:: DATA SUPPLIED ::

──────────────────────────────

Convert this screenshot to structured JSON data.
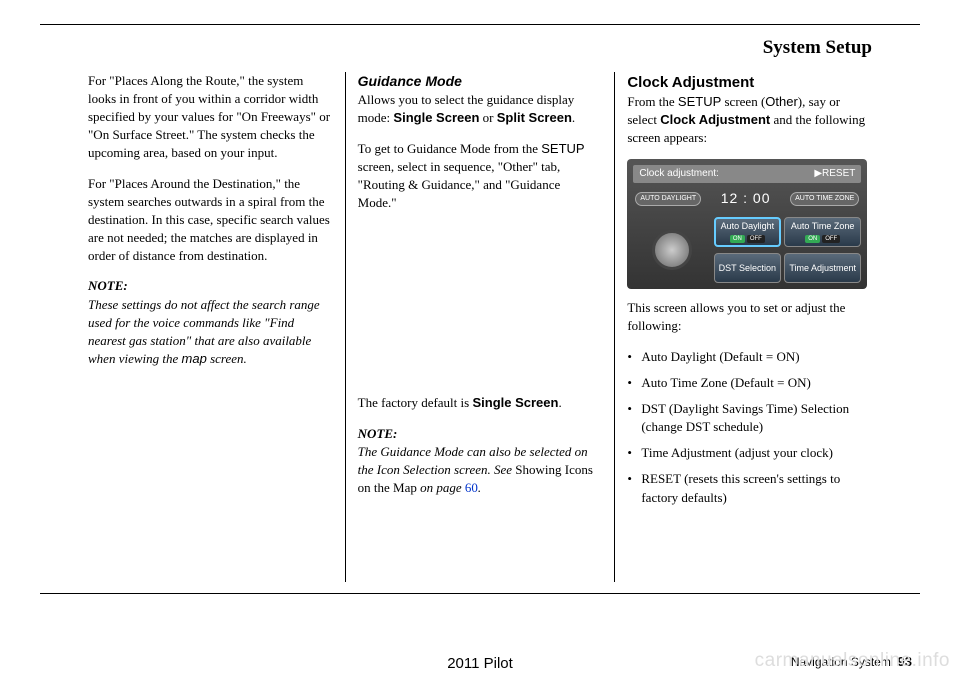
{
  "pageTitle": "System Setup",
  "col1": {
    "p1": "For \"Places Along the Route,\" the system looks in front of you within a corridor width specified by your values for \"On Freeways\" or \"On Surface Street.\" The system checks the upcoming area, based on your input.",
    "p2": "For \"Places Around the Destination,\" the system searches outwards in a spiral from the destination. In this case, specific search values are not needed; the matches are displayed in order of distance from destination.",
    "noteLabel": "NOTE:",
    "noteText1": "These settings do not affect the search range used for the voice commands like \"Find nearest gas station\" that are also available when viewing the ",
    "noteMap": "map",
    "noteText2": " screen."
  },
  "col2": {
    "heading": "Guidance Mode",
    "p1a": "Allows you to select the guidance display mode: ",
    "p1b": "Single Screen",
    "p1c": " or ",
    "p1d": "Split Screen",
    "p1e": ".",
    "p2a": "To get to Guidance Mode from the ",
    "p2b": "SETUP",
    "p2c": " screen, select in sequence, \"Other\" tab, \"Routing & Guidance,\" and \"Guidance Mode.\"",
    "p3a": "The factory default is ",
    "p3b": "Single Screen",
    "p3c": ".",
    "noteLabel": "NOTE:",
    "noteText1": "The Guidance Mode can also be selected on the Icon Selection screen. See ",
    "noteRef": "Showing Icons on the Map",
    "noteText2": " on page ",
    "noteLink": "60",
    "noteText3": "."
  },
  "col3": {
    "heading": "Clock Adjustment",
    "p1a": "From the ",
    "p1b": "SETUP",
    "p1c": " screen (",
    "p1d": "Other",
    "p1e": "), say or select ",
    "p1f": "Clock Adjustment",
    "p1g": " and the following screen appears:",
    "img": {
      "title": "Clock adjustment:",
      "reset": "▶RESET",
      "leftPill": "AUTO DAYLIGHT",
      "time": "12 : 00",
      "rightPill": "AUTO TIME ZONE",
      "btn1": "Auto Daylight",
      "btn2": "Auto Time Zone",
      "btn3": "DST Selection",
      "btn4": "Time Adjustment",
      "on": "ON",
      "off": "OFF"
    },
    "p2": "This screen allows you to set or adjust the following:",
    "bullets": [
      "Auto Daylight (Default = ON)",
      "Auto Time Zone (Default = ON)",
      "DST (Daylight Savings Time) Selection (change DST schedule)",
      "Time Adjustment (adjust your clock)",
      "RESET (resets this screen's settings to factory defaults)"
    ]
  },
  "footer": {
    "center": "2011 Pilot",
    "rightLabel": "Navigation System",
    "pageNum": "93"
  },
  "watermark": "carmanualsonline.info"
}
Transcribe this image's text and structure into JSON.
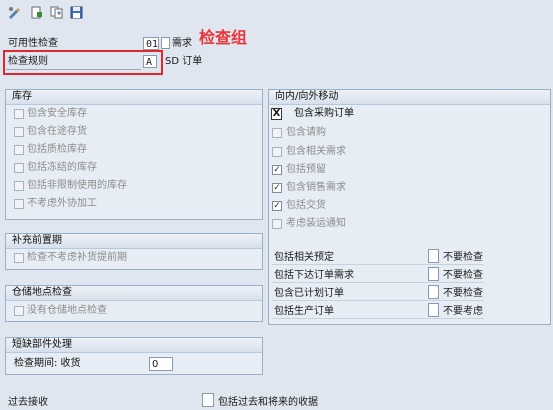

──────────────────────────────

:: TASK DIRECTIONS ::
Copy all lines from the material that include "factory".

:: RESPONSE TO THIS TASK ::
    "p3a": "The factory default is ",
      "RESET (resets this screen's settings to factory defaults)"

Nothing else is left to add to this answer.